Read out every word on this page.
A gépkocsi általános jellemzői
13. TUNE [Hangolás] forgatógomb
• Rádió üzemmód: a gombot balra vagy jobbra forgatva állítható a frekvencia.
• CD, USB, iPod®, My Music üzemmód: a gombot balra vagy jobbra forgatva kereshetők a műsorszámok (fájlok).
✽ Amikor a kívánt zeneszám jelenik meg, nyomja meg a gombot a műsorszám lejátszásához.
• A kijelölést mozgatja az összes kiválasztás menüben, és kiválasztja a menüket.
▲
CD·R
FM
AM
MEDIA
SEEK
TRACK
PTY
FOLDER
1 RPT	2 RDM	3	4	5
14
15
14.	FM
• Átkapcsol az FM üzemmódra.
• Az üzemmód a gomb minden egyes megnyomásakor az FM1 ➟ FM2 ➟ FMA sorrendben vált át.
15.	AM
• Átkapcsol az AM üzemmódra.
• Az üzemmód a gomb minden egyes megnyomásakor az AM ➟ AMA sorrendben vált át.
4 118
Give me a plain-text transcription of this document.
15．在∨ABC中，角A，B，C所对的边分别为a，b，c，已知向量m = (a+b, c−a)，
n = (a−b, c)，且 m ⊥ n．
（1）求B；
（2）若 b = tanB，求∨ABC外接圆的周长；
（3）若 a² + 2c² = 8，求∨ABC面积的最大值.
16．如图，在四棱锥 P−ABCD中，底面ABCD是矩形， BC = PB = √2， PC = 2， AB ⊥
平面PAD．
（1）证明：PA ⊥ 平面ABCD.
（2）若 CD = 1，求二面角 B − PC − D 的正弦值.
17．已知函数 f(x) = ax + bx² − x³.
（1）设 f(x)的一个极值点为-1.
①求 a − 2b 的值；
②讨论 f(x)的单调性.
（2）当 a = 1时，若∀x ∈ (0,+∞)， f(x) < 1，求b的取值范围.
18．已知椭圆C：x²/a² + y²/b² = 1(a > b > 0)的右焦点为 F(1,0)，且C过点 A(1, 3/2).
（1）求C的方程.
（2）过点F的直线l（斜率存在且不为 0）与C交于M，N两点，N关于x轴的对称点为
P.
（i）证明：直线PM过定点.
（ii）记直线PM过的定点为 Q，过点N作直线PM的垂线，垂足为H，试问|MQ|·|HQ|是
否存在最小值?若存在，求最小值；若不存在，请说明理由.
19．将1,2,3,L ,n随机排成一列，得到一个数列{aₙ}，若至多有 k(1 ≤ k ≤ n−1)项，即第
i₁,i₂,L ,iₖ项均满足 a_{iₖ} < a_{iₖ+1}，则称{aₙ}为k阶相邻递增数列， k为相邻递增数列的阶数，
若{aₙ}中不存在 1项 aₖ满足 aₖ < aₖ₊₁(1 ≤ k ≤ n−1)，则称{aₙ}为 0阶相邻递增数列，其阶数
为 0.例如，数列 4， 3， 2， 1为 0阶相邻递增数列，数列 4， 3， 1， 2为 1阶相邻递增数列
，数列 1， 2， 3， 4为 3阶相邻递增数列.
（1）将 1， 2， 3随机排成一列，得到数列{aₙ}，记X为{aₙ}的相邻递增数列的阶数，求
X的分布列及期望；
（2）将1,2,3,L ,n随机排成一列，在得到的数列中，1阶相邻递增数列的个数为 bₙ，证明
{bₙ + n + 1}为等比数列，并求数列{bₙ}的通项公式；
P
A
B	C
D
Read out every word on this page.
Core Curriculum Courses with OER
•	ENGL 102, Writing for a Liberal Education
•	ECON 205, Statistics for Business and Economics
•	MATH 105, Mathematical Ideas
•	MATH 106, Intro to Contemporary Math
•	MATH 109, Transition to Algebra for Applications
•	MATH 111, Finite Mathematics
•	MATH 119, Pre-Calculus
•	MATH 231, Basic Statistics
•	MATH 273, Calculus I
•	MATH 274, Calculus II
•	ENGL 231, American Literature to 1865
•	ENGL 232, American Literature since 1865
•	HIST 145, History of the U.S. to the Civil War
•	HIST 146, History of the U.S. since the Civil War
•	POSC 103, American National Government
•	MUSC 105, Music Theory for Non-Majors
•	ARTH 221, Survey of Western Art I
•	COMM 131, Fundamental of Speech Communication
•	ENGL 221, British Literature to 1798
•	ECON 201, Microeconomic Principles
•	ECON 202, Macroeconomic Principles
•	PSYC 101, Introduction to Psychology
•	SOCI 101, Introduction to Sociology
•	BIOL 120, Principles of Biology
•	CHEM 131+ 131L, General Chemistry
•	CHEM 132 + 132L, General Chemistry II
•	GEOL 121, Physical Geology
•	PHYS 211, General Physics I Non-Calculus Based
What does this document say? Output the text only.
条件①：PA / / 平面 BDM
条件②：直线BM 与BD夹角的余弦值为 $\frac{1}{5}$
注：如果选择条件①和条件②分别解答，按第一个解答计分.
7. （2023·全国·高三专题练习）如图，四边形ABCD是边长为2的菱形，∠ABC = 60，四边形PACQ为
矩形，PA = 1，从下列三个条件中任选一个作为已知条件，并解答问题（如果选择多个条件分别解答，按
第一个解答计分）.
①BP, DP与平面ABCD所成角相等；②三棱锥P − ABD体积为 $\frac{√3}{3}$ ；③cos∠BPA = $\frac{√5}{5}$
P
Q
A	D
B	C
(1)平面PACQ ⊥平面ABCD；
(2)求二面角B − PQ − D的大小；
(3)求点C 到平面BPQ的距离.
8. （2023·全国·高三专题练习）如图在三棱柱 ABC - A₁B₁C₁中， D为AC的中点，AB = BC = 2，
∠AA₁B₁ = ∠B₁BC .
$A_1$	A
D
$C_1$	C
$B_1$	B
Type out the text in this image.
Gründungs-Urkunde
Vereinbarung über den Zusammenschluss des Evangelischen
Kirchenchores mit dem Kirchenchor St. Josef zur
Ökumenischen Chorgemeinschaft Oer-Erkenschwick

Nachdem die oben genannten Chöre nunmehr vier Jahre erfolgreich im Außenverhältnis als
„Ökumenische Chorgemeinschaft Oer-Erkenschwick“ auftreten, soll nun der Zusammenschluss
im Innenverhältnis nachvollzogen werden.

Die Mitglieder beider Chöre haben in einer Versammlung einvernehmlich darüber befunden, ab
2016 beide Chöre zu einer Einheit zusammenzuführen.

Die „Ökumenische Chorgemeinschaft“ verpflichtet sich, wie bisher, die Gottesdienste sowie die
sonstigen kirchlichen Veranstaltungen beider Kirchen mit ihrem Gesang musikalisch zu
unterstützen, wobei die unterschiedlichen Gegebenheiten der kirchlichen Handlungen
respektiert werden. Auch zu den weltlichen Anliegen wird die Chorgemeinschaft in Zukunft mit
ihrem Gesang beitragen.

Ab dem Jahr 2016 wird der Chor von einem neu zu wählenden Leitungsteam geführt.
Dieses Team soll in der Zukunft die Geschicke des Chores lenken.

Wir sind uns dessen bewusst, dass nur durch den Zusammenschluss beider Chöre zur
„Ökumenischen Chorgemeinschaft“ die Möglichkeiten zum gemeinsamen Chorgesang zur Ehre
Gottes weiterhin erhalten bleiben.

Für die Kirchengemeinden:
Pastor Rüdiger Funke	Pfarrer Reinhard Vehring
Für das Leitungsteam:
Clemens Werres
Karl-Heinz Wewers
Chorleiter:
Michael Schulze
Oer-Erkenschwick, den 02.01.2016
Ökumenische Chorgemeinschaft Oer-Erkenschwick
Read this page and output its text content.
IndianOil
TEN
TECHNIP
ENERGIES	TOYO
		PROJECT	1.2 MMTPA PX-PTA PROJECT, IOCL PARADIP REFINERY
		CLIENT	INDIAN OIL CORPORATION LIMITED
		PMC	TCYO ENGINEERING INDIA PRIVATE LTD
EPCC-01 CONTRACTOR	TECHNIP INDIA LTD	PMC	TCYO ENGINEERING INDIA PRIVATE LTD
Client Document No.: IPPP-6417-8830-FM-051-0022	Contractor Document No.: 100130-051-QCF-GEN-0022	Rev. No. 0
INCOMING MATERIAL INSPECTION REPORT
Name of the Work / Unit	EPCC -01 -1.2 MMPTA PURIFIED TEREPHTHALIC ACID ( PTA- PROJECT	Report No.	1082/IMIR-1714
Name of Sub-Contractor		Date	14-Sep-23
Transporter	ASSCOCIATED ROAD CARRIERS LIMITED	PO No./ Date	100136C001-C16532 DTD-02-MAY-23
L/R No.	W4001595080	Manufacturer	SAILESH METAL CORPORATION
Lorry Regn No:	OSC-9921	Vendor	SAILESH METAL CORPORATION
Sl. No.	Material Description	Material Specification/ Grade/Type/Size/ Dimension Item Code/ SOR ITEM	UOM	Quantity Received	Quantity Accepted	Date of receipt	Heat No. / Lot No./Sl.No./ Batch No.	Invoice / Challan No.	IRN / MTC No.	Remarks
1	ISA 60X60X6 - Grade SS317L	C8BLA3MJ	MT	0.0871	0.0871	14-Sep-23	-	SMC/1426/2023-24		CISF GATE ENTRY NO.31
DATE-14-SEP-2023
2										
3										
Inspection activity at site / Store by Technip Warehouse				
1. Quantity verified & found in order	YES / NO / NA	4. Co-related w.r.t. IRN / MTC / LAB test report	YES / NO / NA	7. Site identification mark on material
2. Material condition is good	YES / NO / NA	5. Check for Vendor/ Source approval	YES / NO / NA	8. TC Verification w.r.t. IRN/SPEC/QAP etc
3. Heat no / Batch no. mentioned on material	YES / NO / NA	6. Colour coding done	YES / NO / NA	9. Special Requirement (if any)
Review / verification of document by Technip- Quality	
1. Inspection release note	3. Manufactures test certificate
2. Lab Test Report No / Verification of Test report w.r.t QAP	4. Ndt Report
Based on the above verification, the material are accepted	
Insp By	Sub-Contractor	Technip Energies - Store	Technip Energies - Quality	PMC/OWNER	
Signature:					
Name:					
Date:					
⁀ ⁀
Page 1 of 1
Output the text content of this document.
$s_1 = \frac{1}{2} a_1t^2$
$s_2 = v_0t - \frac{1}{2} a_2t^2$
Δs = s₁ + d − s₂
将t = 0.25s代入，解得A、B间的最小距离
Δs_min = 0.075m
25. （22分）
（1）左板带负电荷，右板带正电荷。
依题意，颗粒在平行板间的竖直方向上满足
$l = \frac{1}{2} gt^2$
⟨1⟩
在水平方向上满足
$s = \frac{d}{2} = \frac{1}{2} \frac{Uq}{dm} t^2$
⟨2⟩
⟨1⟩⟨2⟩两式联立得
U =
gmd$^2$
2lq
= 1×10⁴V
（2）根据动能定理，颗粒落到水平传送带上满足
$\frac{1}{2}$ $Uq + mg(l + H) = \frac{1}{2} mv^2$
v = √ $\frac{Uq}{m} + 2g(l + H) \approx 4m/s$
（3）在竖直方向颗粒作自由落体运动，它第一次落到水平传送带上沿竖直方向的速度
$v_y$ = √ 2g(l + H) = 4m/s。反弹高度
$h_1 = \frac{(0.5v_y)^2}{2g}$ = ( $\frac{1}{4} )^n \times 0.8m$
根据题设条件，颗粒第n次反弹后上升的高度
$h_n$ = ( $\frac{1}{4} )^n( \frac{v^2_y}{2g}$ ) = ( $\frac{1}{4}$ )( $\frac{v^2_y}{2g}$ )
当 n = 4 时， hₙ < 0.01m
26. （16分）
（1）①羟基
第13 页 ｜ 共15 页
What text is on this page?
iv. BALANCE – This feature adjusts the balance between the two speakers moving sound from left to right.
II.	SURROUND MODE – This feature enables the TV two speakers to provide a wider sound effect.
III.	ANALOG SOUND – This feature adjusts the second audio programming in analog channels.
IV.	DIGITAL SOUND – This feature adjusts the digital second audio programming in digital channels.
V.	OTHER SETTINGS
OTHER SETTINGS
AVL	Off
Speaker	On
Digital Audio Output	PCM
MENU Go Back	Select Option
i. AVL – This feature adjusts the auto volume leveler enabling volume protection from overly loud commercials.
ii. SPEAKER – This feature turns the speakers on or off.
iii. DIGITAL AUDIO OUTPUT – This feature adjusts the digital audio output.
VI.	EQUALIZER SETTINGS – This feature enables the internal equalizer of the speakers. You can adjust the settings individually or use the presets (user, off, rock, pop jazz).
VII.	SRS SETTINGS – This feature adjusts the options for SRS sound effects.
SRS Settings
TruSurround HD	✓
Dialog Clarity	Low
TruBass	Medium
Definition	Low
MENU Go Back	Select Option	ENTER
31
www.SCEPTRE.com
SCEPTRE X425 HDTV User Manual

# # # #

WRITTEN EXERCISE: Copy out each line of the listing that holds "sorrendben".

RESULT OF THIS EXERCISE:
• Az üzemmód a gomb minden egyes megnyomásakor az FM1 ➟ FM2 ➟ FMA sorrendben vált át.
• Az üzemmód a gomb minden egyes megnyomásakor az AM ➟ AMA sorrendben vált át.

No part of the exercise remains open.